EXERCISE =>
Read the lines below. Copy out any that hold the string "content".

EXERCISE INPUT =>
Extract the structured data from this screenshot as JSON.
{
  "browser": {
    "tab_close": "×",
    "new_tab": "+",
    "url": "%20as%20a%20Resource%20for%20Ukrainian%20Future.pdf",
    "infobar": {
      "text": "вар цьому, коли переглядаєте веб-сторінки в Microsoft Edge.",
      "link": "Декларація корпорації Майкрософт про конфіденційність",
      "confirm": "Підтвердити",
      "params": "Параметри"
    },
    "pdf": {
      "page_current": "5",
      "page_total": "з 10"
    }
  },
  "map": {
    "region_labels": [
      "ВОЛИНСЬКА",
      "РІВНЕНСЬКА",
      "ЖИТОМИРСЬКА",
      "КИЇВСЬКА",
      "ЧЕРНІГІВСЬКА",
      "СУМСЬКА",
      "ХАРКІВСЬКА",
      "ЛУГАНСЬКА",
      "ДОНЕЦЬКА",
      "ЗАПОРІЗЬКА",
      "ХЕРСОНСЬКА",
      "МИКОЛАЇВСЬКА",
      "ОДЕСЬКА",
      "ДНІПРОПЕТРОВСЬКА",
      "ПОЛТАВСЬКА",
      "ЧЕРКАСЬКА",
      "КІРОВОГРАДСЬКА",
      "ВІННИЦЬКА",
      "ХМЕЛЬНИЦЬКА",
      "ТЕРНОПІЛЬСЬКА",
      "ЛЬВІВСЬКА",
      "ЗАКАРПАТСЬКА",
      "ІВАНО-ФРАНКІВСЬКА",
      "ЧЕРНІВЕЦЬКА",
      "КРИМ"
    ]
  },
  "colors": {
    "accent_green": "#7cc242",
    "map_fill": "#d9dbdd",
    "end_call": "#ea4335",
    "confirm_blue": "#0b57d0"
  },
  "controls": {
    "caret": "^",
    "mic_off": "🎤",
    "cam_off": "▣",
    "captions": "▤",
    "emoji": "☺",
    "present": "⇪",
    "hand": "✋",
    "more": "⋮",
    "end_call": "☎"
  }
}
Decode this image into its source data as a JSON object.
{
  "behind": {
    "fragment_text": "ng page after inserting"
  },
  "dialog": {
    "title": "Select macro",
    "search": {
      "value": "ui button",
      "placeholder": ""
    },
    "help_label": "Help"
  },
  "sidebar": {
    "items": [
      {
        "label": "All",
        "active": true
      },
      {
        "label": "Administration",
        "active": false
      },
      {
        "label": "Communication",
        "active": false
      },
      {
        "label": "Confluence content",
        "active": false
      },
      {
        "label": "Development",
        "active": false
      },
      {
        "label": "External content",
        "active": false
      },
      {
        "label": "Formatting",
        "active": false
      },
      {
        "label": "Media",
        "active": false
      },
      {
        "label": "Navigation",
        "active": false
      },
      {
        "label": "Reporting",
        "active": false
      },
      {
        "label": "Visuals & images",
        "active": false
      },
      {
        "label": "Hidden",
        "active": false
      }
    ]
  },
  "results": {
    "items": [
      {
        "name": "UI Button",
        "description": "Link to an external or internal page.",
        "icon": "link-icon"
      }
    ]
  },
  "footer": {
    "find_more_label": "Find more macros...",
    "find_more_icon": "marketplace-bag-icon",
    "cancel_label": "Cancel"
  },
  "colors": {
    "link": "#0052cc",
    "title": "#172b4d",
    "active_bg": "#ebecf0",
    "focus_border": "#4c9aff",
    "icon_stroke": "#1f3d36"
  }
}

ANSWER BELOW =>
        "label": "Confluence content",
        "label": "External content",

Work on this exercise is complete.